Records from a collection of figures
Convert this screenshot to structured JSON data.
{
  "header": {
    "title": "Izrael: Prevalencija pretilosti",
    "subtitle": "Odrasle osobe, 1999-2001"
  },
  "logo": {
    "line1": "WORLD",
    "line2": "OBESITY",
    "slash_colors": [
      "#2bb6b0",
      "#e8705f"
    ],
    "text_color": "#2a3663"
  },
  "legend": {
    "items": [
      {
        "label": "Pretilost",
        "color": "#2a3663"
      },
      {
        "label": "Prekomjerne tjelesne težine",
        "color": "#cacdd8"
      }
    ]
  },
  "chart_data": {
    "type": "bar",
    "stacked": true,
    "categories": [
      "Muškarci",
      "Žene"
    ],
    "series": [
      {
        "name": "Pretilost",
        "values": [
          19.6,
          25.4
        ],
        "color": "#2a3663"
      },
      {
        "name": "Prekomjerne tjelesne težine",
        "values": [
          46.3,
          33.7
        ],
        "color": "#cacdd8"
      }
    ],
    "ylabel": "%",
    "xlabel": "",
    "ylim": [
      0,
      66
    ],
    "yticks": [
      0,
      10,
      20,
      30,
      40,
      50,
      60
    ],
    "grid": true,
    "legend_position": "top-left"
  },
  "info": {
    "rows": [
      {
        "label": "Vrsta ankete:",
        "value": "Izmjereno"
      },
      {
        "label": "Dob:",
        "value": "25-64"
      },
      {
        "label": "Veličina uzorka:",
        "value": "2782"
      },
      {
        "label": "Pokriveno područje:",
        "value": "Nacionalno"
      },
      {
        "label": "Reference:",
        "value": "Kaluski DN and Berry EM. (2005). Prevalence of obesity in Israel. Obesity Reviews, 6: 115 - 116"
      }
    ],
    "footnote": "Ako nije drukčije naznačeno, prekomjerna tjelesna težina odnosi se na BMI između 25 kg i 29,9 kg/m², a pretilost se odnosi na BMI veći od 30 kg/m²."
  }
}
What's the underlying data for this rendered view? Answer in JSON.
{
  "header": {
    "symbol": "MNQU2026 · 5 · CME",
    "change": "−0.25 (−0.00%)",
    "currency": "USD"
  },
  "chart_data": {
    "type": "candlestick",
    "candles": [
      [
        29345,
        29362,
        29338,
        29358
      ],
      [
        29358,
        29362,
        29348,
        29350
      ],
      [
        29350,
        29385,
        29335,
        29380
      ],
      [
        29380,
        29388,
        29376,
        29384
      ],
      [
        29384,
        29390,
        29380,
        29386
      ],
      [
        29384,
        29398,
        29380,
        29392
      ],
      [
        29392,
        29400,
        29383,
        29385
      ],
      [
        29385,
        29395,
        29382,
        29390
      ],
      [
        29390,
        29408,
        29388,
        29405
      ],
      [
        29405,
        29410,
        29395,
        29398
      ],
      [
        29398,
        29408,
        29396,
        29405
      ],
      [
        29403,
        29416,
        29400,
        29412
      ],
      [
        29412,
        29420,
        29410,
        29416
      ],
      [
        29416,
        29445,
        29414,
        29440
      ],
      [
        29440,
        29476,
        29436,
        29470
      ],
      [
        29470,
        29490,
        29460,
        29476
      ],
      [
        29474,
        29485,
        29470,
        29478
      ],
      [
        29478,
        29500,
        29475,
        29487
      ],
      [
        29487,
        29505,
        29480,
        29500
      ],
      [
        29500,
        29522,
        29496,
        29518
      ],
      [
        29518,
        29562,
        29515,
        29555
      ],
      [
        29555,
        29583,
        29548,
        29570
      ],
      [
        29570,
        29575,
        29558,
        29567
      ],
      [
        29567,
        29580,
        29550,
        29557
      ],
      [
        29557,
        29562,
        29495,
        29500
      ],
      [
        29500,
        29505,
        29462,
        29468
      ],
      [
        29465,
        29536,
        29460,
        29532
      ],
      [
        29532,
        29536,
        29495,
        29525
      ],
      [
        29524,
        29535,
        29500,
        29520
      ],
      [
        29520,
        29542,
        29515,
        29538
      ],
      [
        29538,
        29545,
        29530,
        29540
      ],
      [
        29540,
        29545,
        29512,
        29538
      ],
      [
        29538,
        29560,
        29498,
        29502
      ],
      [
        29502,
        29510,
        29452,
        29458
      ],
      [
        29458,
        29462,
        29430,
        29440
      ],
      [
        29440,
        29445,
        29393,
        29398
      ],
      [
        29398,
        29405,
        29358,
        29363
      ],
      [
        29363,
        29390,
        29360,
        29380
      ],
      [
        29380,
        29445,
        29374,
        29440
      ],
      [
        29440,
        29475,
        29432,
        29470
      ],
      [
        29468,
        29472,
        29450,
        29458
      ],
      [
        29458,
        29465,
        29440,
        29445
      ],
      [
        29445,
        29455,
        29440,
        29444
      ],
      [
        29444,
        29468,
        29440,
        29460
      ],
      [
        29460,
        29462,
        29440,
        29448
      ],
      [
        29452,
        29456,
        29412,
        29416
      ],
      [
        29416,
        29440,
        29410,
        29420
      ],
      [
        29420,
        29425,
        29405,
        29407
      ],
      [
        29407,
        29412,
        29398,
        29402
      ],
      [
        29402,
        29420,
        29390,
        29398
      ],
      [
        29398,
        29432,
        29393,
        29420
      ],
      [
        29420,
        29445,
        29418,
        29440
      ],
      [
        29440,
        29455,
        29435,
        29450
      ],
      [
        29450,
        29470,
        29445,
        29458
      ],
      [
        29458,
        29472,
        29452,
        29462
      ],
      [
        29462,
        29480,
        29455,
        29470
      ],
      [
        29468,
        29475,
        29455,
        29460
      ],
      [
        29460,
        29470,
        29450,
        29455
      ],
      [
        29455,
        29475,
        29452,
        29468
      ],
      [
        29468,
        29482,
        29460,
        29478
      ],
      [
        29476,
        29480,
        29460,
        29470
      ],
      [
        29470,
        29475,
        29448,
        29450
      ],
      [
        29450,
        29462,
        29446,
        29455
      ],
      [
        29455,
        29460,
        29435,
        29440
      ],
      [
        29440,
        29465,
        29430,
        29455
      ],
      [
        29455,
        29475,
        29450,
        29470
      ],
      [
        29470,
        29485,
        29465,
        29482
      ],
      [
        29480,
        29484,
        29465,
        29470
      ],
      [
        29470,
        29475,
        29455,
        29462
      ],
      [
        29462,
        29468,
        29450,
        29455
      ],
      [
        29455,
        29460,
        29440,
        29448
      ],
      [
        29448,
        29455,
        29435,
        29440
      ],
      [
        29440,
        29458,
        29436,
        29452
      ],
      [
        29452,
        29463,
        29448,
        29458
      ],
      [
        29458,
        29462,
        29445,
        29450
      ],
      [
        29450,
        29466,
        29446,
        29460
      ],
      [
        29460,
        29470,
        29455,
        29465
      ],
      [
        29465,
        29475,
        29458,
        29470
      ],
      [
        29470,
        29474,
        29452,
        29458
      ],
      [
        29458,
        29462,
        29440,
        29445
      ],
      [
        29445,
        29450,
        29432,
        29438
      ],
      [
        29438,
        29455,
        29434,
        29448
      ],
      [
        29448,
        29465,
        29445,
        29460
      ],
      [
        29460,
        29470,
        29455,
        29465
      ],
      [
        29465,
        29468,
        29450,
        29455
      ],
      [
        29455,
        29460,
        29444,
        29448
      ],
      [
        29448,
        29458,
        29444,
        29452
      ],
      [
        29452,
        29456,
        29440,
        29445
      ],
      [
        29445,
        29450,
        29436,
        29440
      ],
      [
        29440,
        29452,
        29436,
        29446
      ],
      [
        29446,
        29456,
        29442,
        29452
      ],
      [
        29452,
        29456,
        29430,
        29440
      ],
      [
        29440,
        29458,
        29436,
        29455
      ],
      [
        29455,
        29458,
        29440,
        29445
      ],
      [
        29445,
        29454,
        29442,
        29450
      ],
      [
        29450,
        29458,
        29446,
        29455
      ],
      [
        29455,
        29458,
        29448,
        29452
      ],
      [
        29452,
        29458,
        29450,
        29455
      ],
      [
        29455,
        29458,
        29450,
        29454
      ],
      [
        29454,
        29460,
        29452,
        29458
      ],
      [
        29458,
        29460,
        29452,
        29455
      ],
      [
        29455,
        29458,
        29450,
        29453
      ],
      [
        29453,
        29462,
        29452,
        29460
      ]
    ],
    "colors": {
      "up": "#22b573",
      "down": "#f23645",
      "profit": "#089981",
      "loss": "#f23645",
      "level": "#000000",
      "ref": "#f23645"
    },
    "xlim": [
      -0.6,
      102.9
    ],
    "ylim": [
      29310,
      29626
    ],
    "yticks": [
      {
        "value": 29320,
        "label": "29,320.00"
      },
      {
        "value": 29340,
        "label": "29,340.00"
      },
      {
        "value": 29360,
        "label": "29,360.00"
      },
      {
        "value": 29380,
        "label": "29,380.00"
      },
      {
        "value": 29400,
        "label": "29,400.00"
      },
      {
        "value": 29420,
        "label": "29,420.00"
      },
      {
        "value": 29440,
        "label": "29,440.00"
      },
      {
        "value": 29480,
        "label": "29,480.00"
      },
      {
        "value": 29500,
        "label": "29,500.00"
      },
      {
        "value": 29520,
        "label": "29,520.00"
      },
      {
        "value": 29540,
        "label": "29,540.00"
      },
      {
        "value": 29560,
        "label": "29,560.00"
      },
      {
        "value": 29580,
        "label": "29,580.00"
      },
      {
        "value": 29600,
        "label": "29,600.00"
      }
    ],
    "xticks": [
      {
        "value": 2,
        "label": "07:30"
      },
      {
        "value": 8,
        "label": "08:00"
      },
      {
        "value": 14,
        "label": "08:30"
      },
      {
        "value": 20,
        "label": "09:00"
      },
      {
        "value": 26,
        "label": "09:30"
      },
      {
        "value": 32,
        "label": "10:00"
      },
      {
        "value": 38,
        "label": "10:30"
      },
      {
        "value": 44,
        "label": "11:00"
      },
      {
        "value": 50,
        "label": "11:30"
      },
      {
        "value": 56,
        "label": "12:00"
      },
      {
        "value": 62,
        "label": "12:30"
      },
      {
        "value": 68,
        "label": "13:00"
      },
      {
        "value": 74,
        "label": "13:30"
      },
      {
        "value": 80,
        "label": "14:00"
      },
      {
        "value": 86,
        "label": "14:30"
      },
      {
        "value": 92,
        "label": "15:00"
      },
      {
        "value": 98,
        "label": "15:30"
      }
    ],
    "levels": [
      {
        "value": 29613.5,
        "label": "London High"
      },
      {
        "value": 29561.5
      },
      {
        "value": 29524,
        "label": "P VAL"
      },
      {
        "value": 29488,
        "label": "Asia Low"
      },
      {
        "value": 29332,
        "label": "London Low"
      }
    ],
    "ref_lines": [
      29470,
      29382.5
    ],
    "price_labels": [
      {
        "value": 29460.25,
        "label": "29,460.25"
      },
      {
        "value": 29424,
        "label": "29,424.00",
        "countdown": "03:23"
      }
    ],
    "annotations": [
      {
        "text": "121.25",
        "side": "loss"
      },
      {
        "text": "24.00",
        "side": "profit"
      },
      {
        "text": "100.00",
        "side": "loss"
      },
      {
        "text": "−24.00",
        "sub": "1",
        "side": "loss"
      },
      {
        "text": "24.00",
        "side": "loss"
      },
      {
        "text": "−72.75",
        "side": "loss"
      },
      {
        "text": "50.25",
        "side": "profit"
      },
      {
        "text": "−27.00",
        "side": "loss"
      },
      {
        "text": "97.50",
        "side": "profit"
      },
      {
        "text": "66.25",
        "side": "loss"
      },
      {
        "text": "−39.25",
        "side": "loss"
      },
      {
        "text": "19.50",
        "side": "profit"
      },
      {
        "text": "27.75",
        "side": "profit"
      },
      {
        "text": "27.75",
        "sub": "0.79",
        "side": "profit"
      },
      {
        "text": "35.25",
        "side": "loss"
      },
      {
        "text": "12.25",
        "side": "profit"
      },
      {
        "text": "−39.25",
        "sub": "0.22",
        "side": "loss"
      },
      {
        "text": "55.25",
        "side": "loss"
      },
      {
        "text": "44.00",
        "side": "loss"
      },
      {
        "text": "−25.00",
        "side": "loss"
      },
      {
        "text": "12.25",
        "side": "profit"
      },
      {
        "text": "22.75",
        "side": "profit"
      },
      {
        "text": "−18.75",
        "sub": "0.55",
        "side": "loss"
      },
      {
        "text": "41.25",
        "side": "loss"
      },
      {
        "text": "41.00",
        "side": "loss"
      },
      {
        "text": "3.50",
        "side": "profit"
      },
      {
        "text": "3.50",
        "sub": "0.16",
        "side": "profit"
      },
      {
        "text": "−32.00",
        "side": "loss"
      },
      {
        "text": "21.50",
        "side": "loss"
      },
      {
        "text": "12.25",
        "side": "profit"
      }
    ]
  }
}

Goal of the exercise —
Of the lines above, copy each that contains "Prekomjerne".

Answer to this exercise —
        "label": "Prekomjerne tjelesne težine",
        "name": "Prekomjerne tjelesne težine",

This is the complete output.